## To be done
Keep only the lines of the data below that contain "Administration", and copy them.

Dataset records
----

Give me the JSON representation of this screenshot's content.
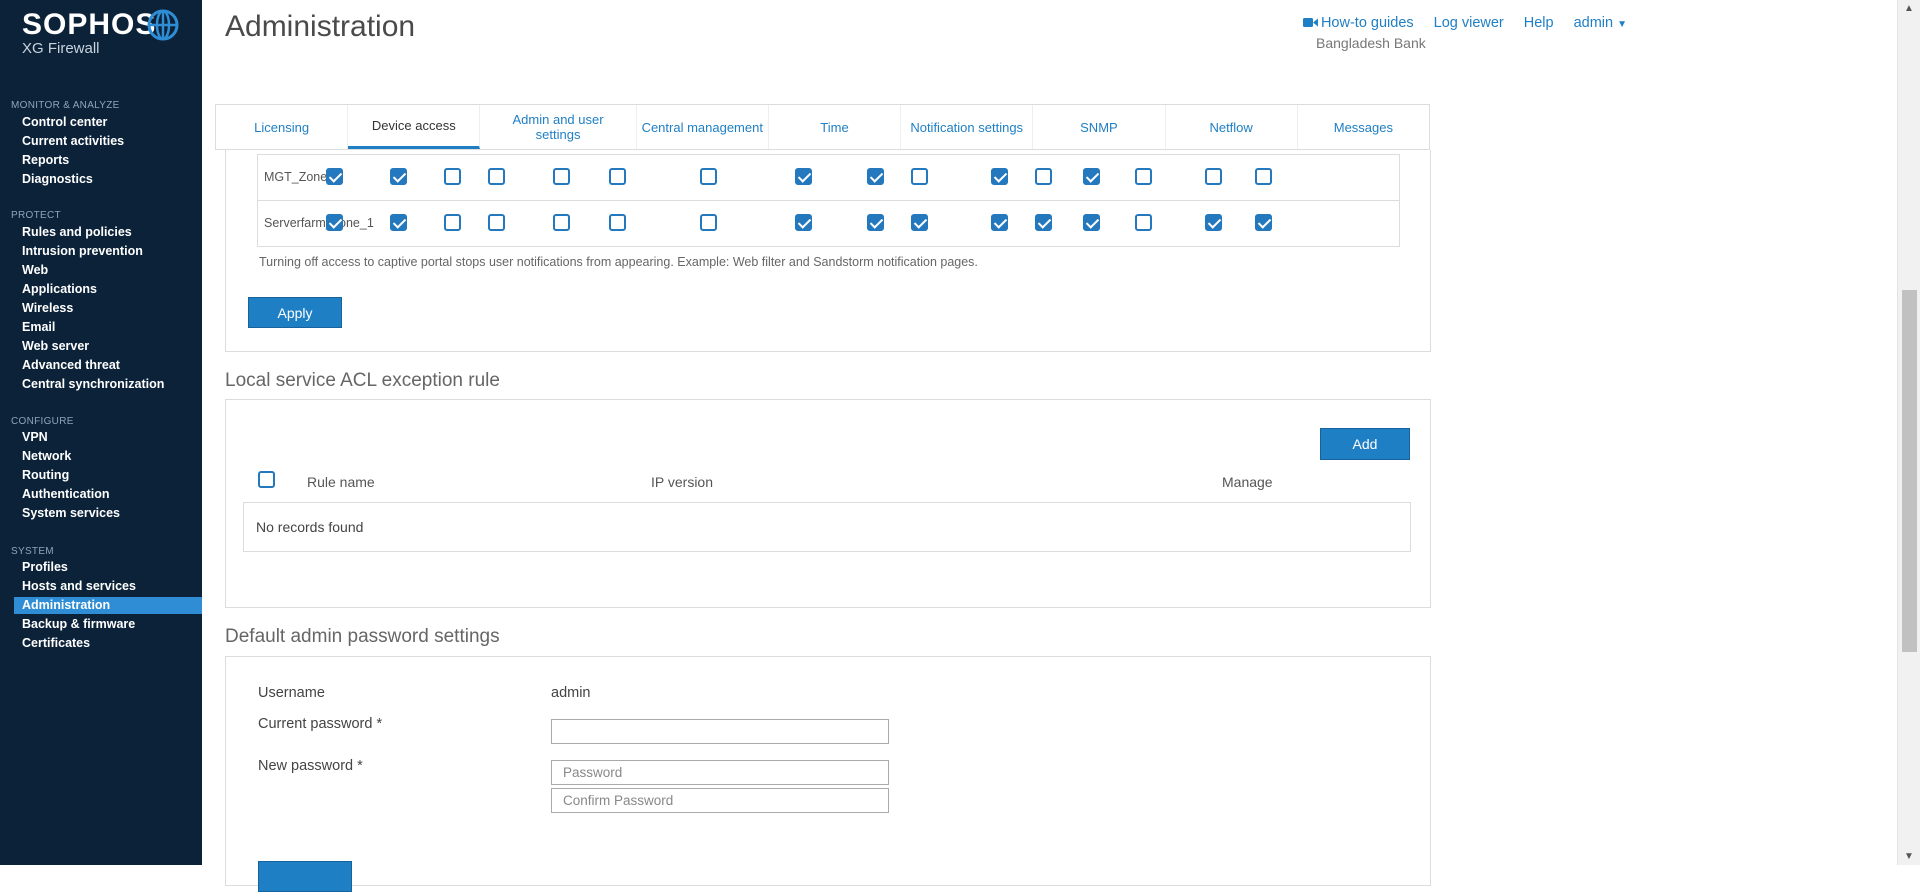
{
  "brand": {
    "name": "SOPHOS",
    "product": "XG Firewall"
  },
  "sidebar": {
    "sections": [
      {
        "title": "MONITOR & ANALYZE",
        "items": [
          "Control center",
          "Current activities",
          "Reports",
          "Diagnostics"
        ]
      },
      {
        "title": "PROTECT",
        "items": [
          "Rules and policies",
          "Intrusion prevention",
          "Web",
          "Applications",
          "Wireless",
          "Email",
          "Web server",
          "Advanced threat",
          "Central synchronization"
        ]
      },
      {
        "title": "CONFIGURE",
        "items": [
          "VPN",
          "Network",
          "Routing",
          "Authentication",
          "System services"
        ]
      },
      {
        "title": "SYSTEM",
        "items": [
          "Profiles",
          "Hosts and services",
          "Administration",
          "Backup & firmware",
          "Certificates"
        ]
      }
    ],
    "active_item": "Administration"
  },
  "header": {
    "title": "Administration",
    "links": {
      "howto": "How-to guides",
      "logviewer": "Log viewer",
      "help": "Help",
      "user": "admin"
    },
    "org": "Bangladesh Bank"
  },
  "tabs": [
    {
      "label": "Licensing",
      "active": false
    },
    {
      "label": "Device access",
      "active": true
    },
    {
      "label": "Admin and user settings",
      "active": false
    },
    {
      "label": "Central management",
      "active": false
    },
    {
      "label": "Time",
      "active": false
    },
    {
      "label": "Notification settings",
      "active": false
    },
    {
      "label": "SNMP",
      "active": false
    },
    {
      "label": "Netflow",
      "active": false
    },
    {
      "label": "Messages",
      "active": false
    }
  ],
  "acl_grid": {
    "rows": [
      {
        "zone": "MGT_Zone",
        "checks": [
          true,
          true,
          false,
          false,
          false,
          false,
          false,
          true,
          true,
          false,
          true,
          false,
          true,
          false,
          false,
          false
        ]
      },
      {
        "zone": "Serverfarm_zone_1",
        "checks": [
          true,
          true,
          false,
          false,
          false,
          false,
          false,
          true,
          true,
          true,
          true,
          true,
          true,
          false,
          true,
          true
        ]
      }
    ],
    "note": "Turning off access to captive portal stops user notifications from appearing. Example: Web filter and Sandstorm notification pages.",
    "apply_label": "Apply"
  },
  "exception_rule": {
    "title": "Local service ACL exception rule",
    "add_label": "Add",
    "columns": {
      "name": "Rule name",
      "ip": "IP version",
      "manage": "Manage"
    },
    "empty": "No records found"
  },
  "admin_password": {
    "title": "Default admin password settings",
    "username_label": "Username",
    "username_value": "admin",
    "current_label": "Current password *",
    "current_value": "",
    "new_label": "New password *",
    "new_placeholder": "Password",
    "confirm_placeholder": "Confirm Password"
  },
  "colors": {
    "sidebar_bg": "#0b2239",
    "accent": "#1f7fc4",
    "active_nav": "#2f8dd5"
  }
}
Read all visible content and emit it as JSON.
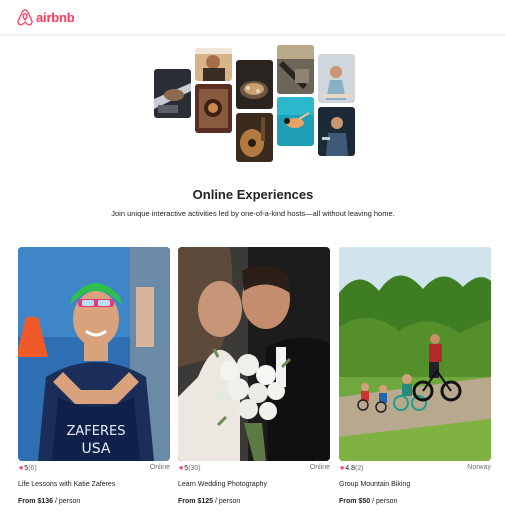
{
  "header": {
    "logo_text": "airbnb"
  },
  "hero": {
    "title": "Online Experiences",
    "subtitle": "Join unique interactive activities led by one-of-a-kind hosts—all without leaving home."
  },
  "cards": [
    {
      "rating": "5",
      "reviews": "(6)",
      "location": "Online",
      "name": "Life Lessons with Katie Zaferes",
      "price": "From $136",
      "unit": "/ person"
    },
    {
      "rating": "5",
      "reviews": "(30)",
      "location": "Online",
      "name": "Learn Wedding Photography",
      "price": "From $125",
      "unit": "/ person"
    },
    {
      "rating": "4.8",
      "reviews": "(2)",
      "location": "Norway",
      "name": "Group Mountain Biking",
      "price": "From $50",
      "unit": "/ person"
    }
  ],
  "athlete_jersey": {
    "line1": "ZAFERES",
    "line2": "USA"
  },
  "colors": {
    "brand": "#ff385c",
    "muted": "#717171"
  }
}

----

## Problem solution
          "Administration",
    "active_item": "Administration"
    "title": "Administration",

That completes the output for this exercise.